Listed records:

===============

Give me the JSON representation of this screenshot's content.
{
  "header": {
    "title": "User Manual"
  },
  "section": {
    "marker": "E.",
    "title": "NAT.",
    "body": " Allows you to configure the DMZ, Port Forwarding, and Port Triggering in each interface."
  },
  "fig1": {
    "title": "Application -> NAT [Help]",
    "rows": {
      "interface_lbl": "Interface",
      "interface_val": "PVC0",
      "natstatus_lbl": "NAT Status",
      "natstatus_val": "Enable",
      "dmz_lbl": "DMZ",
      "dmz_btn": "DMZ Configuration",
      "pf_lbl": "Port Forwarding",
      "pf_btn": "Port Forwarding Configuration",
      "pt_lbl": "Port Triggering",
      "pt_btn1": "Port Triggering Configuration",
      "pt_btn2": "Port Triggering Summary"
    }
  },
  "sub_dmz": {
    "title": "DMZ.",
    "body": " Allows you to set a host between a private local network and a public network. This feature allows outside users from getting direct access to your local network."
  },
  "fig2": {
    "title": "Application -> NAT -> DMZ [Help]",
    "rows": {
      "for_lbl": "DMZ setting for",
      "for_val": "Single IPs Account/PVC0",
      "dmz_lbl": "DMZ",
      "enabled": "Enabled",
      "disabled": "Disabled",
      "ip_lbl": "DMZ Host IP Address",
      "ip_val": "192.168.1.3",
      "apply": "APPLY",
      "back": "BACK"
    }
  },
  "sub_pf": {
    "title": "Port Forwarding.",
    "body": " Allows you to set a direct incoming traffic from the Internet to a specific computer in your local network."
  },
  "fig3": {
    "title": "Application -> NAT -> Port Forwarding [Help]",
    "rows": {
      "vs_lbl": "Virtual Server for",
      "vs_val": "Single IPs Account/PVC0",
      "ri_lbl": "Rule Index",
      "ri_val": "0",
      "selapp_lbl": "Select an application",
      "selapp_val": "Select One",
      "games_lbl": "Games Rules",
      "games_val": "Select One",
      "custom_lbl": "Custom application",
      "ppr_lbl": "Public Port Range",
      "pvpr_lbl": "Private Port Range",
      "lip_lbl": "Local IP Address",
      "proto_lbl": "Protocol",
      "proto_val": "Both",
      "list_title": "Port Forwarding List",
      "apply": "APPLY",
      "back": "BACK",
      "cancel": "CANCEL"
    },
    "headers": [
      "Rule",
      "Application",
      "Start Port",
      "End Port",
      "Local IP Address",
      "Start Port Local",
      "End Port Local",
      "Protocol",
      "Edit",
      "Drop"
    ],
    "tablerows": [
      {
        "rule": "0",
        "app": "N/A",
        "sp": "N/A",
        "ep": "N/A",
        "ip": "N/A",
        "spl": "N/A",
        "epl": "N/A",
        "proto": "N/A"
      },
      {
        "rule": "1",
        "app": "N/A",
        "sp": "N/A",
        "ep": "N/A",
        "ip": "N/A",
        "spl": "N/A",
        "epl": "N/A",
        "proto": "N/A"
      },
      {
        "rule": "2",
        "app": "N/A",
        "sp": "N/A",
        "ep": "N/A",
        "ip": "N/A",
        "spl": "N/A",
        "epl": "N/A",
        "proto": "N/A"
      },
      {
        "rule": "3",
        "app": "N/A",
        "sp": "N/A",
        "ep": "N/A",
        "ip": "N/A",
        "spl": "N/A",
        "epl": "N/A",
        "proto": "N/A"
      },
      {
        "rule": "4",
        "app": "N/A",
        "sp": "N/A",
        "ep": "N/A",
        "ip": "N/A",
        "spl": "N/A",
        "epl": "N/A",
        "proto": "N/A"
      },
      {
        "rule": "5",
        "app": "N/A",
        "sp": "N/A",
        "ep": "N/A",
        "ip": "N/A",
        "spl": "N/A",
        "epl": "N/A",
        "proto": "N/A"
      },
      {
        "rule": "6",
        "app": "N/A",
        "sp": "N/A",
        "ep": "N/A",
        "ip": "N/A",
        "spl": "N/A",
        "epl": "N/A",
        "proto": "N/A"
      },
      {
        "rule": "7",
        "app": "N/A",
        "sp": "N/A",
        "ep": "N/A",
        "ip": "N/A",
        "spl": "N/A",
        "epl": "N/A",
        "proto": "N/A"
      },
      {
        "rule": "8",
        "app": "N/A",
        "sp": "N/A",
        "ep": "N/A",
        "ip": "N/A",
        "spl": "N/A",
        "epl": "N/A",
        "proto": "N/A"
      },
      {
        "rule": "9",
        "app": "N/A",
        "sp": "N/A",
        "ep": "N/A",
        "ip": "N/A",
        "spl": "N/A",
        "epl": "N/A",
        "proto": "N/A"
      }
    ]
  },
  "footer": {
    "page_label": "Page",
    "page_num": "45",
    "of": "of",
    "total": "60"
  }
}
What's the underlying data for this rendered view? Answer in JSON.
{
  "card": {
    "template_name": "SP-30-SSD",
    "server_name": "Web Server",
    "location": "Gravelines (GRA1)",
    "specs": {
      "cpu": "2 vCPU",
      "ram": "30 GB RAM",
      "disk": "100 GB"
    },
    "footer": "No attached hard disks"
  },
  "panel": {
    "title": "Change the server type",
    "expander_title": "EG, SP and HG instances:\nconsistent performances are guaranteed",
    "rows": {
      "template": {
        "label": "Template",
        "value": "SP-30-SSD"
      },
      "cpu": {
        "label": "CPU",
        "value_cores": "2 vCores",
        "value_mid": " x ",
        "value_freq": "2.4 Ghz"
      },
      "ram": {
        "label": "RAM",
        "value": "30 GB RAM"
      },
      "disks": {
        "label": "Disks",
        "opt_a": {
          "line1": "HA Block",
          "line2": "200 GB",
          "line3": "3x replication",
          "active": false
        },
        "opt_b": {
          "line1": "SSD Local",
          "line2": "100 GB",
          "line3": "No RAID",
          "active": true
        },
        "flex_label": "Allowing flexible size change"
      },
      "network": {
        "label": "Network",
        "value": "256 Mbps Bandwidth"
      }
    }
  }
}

===============

Goal of the exercise: Output all preceding records character for character.

Response for this exercise:
Give me the JSON representation of this screenshot's content.
{
  "header": {
    "title": "User Manual"
  },
  "section": {
    "marker": "E.",
    "title": "NAT.",
    "body": " Allows you to configure the DMZ, Port Forwarding, and Port Triggering in each interface."
  },
  "fig1": {
    "title": "Application -> NAT [Help]",
    "rows": {
      "interface_lbl": "Interface",
      "interface_val": "PVC0",
      "natstatus_lbl": "NAT Status",
      "natstatus_val": "Enable",
      "dmz_lbl": "DMZ",
      "dmz_btn": "DMZ Configuration",
      "pf_lbl": "Port Forwarding",
      "pf_btn": "Port Forwarding Configuration",
      "pt_lbl": "Port Triggering",
      "pt_btn1": "Port Triggering Configuration",
      "pt_btn2": "Port Triggering Summary"
    }
  },
  "sub_dmz": {
    "title": "DMZ.",
    "body": " Allows you to set a host between a private local network and a public network. This feature allows outside users from getting direct access to your local network."
  },
  "fig2": {
    "title": "Application -> NAT -> DMZ [Help]",
    "rows": {
      "for_lbl": "DMZ setting for",
      "for_val": "Single IPs Account/PVC0",
      "dmz_lbl": "DMZ",
      "enabled": "Enabled",
      "disabled": "Disabled",
      "ip_lbl": "DMZ Host IP Address",
      "ip_val": "192.168.1.3",
      "apply": "APPLY",
      "back": "BACK"
    }
  },
  "sub_pf": {
    "title": "Port Forwarding.",
    "body": " Allows you to set a direct incoming traffic from the Internet to a specific computer in your local network."
  },
  "fig3": {
    "title": "Application -> NAT -> Port Forwarding [Help]",
    "rows": {
      "vs_lbl": "Virtual Server for",
      "vs_val": "Single IPs Account/PVC0",
      "ri_lbl": "Rule Index",
      "ri_val": "0",
      "selapp_lbl": "Select an application",
      "selapp_val": "Select One",
      "games_lbl": "Games Rules",
      "games_val": "Select One",
      "custom_lbl": "Custom application",
      "ppr_lbl": "Public Port Range",
      "pvpr_lbl": "Private Port Range",
      "lip_lbl": "Local IP Address",
      "proto_lbl": "Protocol",
      "proto_val": "Both",
      "list_title": "Port Forwarding List",
      "apply": "APPLY",
      "back": "BACK",
      "cancel": "CANCEL"
    },
    "headers": [
      "Rule",
      "Application",
      "Start Port",
      "End Port",
      "Local IP Address",
      "Start Port Local",
      "End Port Local",
      "Protocol",
      "Edit",
      "Drop"
    ],
    "tablerows": [
      {
        "rule": "0",
        "app": "N/A",
        "sp": "N/A",
        "ep": "N/A",
        "ip": "N/A",
        "spl": "N/A",
        "epl": "N/A",
        "proto": "N/A"
      },
      {
        "rule": "1",
        "app": "N/A",
        "sp": "N/A",
        "ep": "N/A",
        "ip": "N/A",
        "spl": "N/A",
        "epl": "N/A",
        "proto": "N/A"
      },
      {
        "rule": "2",
        "app": "N/A",
        "sp": "N/A",
        "ep": "N/A",
        "ip": "N/A",
        "spl": "N/A",
        "epl": "N/A",
        "proto": "N/A"
      },
      {
        "rule": "3",
        "app": "N/A",
        "sp": "N/A",
        "ep": "N/A",
        "ip": "N/A",
        "spl": "N/A",
        "epl": "N/A",
        "proto": "N/A"
      },
      {
        "rule": "4",
        "app": "N/A",
        "sp": "N/A",
        "ep": "N/A",
        "ip": "N/A",
        "spl": "N/A",
        "epl": "N/A",
        "proto": "N/A"
      },
      {
        "rule": "5",
        "app": "N/A",
        "sp": "N/A",
        "ep": "N/A",
        "ip": "N/A",
        "spl": "N/A",
        "epl": "N/A",
        "proto": "N/A"
      },
      {
        "rule": "6",
        "app": "N/A",
        "sp": "N/A",
        "ep": "N/A",
        "ip": "N/A",
        "spl": "N/A",
        "epl": "N/A",
        "proto": "N/A"
      },
      {
        "rule": "7",
        "app": "N/A",
        "sp": "N/A",
        "ep": "N/A",
        "ip": "N/A",
        "spl": "N/A",
        "epl": "N/A",
        "proto": "N/A"
      },
      {
        "rule": "8",
        "app": "N/A",
        "sp": "N/A",
        "ep": "N/A",
        "ip": "N/A",
        "spl": "N/A",
        "epl": "N/A",
        "proto": "N/A"
      },
      {
        "rule": "9",
        "app": "N/A",
        "sp": "N/A",
        "ep": "N/A",
        "ip": "N/A",
        "spl": "N/A",
        "epl": "N/A",
        "proto": "N/A"
      }
    ]
  },
  "footer": {
    "page_label": "Page",
    "page_num": "45",
    "of": "of",
    "total": "60"
  }
}
What's the underlying data for this rendered view? Answer in JSON.
{
  "card": {
    "template_name": "SP-30-SSD",
    "server_name": "Web Server",
    "location": "Gravelines (GRA1)",
    "specs": {
      "cpu": "2 vCPU",
      "ram": "30 GB RAM",
      "disk": "100 GB"
    },
    "footer": "No attached hard disks"
  },
  "panel": {
    "title": "Change the server type",
    "expander_title": "EG, SP and HG instances:\nconsistent performances are guaranteed",
    "rows": {
      "template": {
        "label": "Template",
        "value": "SP-30-SSD"
      },
      "cpu": {
        "label": "CPU",
        "value_cores": "2 vCores",
        "value_mid": " x ",
        "value_freq": "2.4 Ghz"
      },
      "ram": {
        "label": "RAM",
        "value": "30 GB RAM"
      },
      "disks": {
        "label": "Disks",
        "opt_a": {
          "line1": "HA Block",
          "line2": "200 GB",
          "line3": "3x replication",
          "active": false
        },
        "opt_b": {
          "line1": "SSD Local",
          "line2": "100 GB",
          "line3": "No RAID",
          "active": true
        },
        "flex_label": "Allowing flexible size change"
      },
      "network": {
        "label": "Network",
        "value": "256 Mbps Bandwidth"
      }
    }
  }
}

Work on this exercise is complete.